**Work required:**
Return nothing but the lines from the line containing "What does this" through the last line of the records, reproduced exactly.

**Collection entries:**
= = = = =

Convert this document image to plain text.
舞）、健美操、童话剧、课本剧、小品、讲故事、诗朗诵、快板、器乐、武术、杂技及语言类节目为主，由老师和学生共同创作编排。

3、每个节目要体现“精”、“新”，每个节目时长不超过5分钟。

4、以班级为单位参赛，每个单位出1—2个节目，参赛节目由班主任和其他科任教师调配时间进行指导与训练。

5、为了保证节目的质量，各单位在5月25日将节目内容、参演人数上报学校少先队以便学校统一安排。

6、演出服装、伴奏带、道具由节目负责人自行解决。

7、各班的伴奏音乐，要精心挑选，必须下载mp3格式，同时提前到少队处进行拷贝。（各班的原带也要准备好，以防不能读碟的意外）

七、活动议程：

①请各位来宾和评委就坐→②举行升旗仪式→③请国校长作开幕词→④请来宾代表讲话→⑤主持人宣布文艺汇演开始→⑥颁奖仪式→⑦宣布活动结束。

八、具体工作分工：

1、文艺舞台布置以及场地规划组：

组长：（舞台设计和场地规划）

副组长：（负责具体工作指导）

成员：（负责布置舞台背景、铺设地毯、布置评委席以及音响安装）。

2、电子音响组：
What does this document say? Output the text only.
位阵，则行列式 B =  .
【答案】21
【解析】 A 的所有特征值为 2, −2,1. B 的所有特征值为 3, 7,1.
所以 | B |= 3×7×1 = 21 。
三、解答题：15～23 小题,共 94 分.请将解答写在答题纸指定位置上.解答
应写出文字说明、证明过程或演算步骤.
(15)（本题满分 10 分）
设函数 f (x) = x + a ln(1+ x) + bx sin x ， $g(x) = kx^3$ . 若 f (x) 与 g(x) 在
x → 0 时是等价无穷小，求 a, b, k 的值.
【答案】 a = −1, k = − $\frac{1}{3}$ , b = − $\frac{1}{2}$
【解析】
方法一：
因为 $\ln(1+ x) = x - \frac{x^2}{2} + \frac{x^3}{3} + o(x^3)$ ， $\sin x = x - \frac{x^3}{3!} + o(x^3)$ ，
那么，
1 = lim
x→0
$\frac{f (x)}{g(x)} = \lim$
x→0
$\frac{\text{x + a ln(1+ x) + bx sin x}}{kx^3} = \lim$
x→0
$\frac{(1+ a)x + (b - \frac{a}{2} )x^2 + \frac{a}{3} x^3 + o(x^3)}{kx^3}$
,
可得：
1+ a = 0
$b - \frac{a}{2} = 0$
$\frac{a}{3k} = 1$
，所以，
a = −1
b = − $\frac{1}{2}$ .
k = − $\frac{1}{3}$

= = = = =

**Exercise response:**
What does this document say? Output the text only.
位阵，则行列式 B =  .
【答案】21
【解析】 A 的所有特征值为 2, −2,1. B 的所有特征值为 3, 7,1.
所以 | B |= 3×7×1 = 21 。
三、解答题：15～23 小题,共 94 分.请将解答写在答题纸指定位置上.解答
应写出文字说明、证明过程或演算步骤.
(15)（本题满分 10 分）
设函数 f (x) = x + a ln(1+ x) + bx sin x ， $g(x) = kx^3$ . 若 f (x) 与 g(x) 在
x → 0 时是等价无穷小，求 a, b, k 的值.
【答案】 a = −1, k = − $\frac{1}{3}$ , b = − $\frac{1}{2}$
【解析】
方法一：
因为 $\ln(1+ x) = x - \frac{x^2}{2} + \frac{x^3}{3} + o(x^3)$ ， $\sin x = x - \frac{x^3}{3!} + o(x^3)$ ，
那么，
1 = lim
x→0
$\frac{f (x)}{g(x)} = \lim$
x→0
$\frac{\text{x + a ln(1+ x) + bx sin x}}{kx^3} = \lim$
x→0
$\frac{(1+ a)x + (b - \frac{a}{2} )x^2 + \frac{a}{3} x^3 + o(x^3)}{kx^3}$
,
可得：
1+ a = 0
$b - \frac{a}{2} = 0$
$\frac{a}{3k} = 1$
，所以，
a = −1
b = − $\frac{1}{2}$ .
k = − $\frac{1}{3}$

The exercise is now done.